Data extracted from a collection:
>>>>
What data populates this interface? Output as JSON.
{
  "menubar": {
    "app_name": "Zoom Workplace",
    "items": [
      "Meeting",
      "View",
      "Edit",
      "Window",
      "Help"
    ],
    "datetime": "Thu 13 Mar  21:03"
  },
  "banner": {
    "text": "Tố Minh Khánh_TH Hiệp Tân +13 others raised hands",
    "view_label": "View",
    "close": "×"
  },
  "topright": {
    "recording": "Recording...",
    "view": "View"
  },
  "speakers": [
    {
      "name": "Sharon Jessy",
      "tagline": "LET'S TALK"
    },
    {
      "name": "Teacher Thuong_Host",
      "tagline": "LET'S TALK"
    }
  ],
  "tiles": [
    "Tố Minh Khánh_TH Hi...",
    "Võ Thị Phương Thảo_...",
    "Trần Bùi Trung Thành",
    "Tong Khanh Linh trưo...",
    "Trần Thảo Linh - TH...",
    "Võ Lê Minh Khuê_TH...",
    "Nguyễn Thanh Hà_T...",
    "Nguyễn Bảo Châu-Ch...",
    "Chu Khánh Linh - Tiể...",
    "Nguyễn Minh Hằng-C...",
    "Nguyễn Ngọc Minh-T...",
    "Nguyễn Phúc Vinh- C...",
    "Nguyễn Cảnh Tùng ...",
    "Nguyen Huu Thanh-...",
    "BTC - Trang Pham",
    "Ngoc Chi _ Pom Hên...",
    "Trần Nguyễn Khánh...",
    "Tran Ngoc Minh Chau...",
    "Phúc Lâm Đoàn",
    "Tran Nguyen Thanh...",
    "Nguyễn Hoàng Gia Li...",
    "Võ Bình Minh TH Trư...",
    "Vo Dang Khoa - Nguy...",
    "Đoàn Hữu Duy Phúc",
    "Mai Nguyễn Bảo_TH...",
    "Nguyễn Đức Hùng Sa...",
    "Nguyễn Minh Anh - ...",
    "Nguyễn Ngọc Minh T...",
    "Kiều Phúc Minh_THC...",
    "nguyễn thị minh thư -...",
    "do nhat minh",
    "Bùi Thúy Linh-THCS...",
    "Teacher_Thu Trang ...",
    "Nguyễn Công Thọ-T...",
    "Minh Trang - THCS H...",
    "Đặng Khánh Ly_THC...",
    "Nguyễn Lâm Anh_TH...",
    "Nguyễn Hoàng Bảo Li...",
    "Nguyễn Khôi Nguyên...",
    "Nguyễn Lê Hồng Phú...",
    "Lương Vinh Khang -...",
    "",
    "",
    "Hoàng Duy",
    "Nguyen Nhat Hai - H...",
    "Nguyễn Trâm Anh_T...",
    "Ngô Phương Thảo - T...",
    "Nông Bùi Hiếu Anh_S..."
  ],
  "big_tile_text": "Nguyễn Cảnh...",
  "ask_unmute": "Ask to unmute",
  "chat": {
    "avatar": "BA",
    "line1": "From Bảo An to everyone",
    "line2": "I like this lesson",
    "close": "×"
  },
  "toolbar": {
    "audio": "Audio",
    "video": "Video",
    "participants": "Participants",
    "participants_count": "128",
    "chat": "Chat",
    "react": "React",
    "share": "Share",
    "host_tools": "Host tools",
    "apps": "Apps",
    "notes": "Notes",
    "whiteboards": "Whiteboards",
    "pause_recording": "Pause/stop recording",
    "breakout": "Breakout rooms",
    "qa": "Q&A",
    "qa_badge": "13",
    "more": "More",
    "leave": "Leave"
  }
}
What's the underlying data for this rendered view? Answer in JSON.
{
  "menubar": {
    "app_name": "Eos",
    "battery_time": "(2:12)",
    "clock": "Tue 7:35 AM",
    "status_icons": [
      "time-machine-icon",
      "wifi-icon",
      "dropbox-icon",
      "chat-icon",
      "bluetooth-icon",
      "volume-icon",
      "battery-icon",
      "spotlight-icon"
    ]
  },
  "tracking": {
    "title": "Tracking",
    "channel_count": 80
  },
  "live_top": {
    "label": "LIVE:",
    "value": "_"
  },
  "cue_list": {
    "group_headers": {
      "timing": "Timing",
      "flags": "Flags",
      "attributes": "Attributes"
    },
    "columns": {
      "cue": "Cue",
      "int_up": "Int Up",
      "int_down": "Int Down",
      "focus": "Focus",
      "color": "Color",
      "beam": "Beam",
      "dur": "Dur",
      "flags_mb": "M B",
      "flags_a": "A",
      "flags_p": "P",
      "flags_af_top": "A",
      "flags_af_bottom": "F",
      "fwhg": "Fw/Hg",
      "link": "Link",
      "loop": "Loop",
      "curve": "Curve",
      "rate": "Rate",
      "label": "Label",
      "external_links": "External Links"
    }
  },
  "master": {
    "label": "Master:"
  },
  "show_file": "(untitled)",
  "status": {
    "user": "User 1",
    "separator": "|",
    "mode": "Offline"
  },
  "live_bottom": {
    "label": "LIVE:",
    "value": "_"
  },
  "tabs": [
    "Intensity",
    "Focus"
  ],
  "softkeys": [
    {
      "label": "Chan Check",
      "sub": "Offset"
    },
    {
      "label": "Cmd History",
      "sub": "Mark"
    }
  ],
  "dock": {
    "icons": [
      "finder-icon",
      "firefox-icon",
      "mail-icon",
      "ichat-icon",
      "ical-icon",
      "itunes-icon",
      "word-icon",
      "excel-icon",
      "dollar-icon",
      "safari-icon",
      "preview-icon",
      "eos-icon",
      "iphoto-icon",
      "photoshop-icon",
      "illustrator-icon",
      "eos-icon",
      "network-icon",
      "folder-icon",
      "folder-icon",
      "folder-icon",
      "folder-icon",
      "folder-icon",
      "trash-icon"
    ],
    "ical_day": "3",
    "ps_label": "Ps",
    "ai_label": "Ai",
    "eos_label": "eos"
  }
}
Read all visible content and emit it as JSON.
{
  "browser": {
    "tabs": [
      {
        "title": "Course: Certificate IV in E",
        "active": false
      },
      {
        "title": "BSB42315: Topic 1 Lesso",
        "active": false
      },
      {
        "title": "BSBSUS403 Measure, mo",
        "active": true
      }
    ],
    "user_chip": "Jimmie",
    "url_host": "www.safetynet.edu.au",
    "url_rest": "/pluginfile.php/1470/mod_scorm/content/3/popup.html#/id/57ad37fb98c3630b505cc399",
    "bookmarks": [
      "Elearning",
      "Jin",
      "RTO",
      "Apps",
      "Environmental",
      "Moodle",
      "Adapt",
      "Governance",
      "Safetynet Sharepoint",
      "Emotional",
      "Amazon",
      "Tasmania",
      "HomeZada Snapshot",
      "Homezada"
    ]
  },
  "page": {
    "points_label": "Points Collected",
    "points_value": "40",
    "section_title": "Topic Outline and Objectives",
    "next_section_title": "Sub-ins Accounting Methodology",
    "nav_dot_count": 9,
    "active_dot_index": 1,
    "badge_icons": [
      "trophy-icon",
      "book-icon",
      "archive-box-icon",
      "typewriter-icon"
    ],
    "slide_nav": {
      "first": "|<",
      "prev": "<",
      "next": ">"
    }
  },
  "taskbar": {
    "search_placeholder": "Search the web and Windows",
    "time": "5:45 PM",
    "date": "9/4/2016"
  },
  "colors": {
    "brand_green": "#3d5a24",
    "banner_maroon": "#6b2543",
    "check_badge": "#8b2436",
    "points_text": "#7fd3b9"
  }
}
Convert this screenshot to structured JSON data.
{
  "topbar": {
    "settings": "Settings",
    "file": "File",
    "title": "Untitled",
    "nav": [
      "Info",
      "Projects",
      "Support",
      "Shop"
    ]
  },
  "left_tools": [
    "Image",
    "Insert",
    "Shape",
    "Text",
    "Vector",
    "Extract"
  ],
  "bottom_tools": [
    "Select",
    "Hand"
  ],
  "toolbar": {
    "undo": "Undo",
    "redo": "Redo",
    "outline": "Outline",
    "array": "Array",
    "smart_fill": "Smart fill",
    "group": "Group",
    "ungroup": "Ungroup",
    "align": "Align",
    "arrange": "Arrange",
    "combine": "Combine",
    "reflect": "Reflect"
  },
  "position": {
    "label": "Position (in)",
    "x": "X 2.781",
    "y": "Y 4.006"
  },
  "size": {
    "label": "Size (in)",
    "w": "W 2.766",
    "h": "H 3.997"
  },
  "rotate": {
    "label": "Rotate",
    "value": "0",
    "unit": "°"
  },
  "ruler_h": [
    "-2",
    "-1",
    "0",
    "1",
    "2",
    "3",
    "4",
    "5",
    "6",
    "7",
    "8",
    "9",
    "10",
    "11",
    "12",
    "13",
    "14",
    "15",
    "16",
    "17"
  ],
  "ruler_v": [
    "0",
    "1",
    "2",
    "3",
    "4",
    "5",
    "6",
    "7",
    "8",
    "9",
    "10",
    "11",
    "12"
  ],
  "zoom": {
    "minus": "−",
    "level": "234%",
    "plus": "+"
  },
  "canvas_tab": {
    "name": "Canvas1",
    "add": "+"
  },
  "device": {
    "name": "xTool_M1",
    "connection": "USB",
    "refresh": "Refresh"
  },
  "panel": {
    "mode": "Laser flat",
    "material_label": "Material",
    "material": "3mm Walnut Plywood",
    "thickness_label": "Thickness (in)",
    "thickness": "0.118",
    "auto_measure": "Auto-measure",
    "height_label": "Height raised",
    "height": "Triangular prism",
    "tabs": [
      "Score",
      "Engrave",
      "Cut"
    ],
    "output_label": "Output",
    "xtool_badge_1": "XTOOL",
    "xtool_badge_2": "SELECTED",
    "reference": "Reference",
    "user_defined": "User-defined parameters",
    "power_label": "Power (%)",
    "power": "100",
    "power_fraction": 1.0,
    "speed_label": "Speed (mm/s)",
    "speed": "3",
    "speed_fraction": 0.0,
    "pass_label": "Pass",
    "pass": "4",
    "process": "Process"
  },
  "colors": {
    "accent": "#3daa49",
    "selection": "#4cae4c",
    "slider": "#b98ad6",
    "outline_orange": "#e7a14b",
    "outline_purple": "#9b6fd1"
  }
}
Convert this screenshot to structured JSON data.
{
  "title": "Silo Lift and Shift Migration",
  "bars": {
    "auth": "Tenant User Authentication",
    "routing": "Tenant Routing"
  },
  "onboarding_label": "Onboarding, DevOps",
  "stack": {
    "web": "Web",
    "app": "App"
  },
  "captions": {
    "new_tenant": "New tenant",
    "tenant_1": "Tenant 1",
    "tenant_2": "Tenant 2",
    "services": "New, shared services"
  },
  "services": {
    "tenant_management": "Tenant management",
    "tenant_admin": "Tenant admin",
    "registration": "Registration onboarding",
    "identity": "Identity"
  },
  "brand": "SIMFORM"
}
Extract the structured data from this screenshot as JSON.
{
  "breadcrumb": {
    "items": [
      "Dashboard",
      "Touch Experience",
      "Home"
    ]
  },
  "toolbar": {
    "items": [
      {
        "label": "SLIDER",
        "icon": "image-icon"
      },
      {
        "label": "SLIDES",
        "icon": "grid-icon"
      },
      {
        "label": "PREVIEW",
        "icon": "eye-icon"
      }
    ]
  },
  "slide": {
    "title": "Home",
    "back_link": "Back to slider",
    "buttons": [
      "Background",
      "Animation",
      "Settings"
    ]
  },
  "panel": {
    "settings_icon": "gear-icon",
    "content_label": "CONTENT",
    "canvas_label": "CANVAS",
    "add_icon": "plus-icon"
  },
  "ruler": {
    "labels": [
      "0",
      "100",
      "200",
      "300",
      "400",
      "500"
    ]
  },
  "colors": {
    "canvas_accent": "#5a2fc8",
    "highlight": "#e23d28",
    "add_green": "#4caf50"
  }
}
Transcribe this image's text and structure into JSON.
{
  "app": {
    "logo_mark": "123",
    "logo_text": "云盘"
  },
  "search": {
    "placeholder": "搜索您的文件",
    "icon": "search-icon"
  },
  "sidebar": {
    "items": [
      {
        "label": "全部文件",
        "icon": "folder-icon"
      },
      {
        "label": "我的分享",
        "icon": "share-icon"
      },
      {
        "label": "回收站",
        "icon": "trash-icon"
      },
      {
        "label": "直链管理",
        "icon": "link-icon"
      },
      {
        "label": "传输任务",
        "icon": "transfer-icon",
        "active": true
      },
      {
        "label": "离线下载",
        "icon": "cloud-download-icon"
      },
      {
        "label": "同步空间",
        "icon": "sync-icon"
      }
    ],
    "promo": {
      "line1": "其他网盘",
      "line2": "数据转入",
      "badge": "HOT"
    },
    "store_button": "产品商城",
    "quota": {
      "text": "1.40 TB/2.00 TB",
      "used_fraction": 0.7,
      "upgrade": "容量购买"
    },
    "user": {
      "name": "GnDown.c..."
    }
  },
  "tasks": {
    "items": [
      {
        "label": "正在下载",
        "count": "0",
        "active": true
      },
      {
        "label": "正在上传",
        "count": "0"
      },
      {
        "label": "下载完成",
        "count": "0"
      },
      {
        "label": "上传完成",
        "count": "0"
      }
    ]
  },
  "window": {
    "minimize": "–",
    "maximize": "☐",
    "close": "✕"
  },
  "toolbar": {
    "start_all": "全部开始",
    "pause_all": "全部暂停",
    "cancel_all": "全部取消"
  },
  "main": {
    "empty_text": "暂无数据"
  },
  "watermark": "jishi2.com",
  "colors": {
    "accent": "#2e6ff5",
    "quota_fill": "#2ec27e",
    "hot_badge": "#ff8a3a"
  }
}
<<<<
* _Task to complete_: Each line in the listing above either holds the string "recording" or does not; state how many do, giving the number only.

* _Full solution_: 2